- [Given information]
################
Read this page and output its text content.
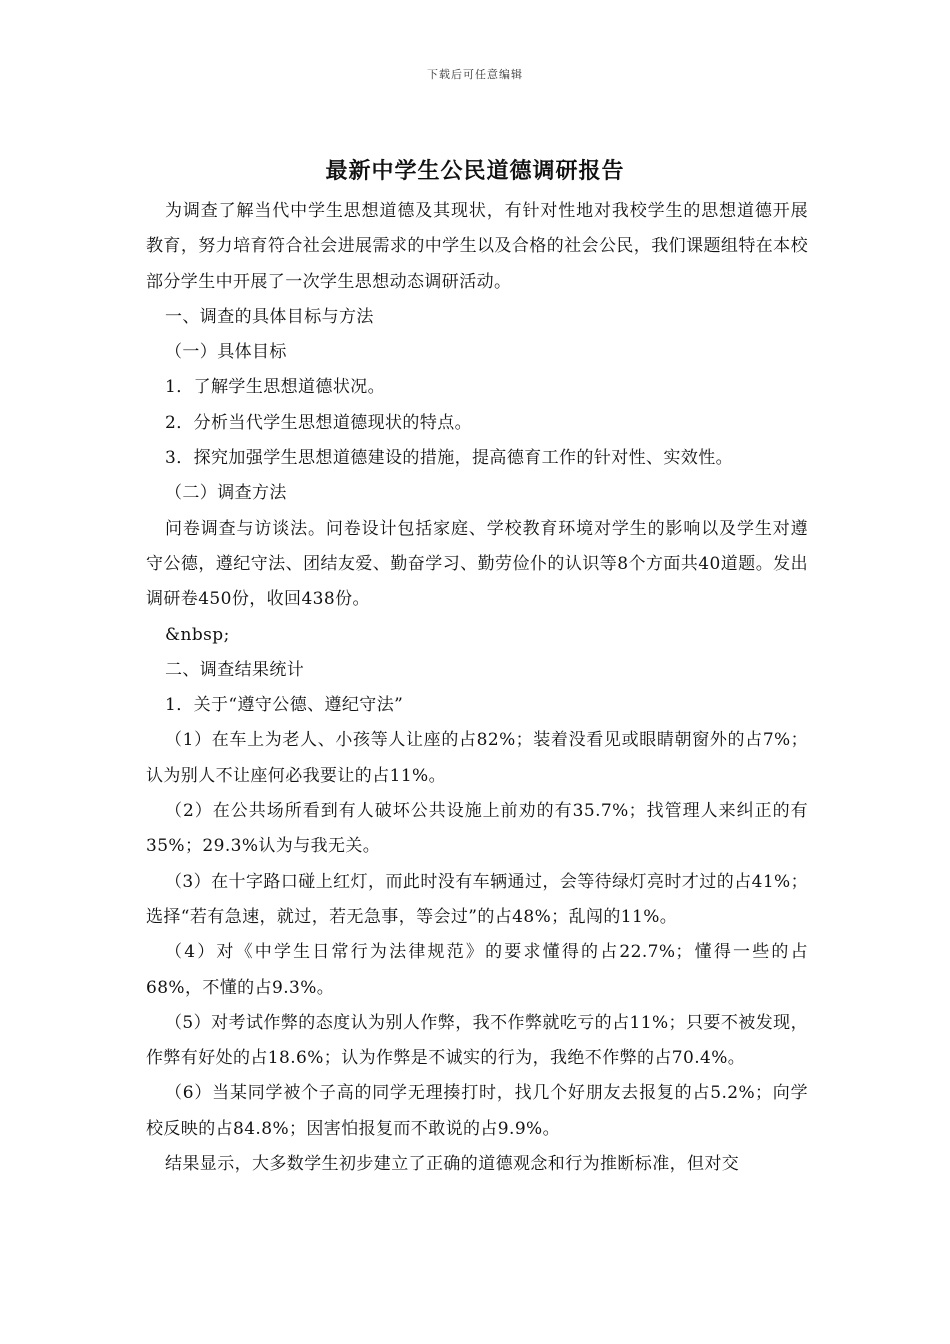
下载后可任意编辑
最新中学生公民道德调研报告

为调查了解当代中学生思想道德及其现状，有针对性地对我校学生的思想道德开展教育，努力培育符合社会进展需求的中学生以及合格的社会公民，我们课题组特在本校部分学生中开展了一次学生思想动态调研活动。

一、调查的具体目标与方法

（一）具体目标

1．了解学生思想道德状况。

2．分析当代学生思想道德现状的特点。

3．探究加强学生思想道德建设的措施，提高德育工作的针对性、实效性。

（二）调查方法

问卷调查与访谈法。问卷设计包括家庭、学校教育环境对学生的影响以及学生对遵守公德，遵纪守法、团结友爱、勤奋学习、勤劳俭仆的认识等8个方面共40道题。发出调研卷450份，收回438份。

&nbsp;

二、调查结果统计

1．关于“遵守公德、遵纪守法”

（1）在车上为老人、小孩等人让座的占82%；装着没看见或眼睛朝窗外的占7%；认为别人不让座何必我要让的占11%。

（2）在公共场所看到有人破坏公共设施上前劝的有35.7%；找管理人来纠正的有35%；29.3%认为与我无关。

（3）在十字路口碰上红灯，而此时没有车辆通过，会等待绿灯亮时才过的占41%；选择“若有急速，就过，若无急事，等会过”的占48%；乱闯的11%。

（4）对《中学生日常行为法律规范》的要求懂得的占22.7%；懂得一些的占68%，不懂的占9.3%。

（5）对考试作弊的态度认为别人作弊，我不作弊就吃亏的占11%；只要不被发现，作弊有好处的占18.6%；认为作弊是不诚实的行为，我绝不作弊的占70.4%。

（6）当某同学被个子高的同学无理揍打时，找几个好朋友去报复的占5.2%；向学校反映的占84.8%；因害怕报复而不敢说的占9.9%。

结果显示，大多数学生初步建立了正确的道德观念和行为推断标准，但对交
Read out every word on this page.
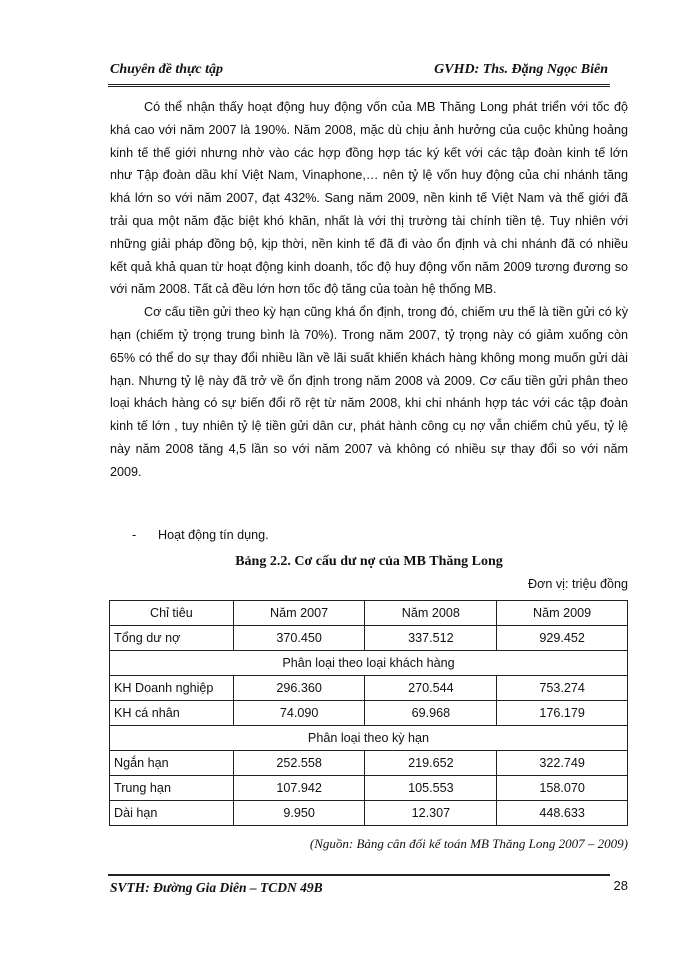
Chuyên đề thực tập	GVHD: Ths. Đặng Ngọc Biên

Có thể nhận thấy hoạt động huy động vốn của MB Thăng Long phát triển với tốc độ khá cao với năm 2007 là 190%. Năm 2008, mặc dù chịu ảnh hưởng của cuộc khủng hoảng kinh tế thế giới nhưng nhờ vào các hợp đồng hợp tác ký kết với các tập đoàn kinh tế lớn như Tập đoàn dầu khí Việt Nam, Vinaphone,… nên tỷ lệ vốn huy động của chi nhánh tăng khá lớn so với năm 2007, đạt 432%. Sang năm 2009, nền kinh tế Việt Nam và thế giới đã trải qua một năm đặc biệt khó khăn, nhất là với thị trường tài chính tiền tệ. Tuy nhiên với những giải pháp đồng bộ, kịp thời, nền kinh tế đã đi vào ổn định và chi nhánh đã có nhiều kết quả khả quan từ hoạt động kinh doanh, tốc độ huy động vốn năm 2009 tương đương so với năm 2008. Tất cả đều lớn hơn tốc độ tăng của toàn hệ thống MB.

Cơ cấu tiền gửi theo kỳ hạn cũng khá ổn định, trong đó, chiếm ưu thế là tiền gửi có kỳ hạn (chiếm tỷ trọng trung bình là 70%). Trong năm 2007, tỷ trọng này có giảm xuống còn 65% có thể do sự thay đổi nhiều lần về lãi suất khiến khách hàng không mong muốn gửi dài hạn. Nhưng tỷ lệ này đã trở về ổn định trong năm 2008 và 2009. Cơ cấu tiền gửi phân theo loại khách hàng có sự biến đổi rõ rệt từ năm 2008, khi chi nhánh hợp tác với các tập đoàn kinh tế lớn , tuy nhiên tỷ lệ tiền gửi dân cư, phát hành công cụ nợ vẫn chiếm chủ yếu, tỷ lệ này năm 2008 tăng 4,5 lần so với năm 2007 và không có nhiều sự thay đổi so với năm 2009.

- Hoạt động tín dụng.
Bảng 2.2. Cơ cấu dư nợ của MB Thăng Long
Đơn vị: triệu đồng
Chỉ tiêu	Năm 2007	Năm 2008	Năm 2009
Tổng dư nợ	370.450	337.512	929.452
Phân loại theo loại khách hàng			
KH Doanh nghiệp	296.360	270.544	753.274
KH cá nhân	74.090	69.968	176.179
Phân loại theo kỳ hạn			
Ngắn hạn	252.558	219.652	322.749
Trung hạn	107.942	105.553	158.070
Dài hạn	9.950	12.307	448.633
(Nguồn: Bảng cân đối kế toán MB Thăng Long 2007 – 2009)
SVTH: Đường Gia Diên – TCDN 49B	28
################
- [Exercise description] Say how many lines in the records contain the string "hàng", and say nothing else.

- [Exercise output] 2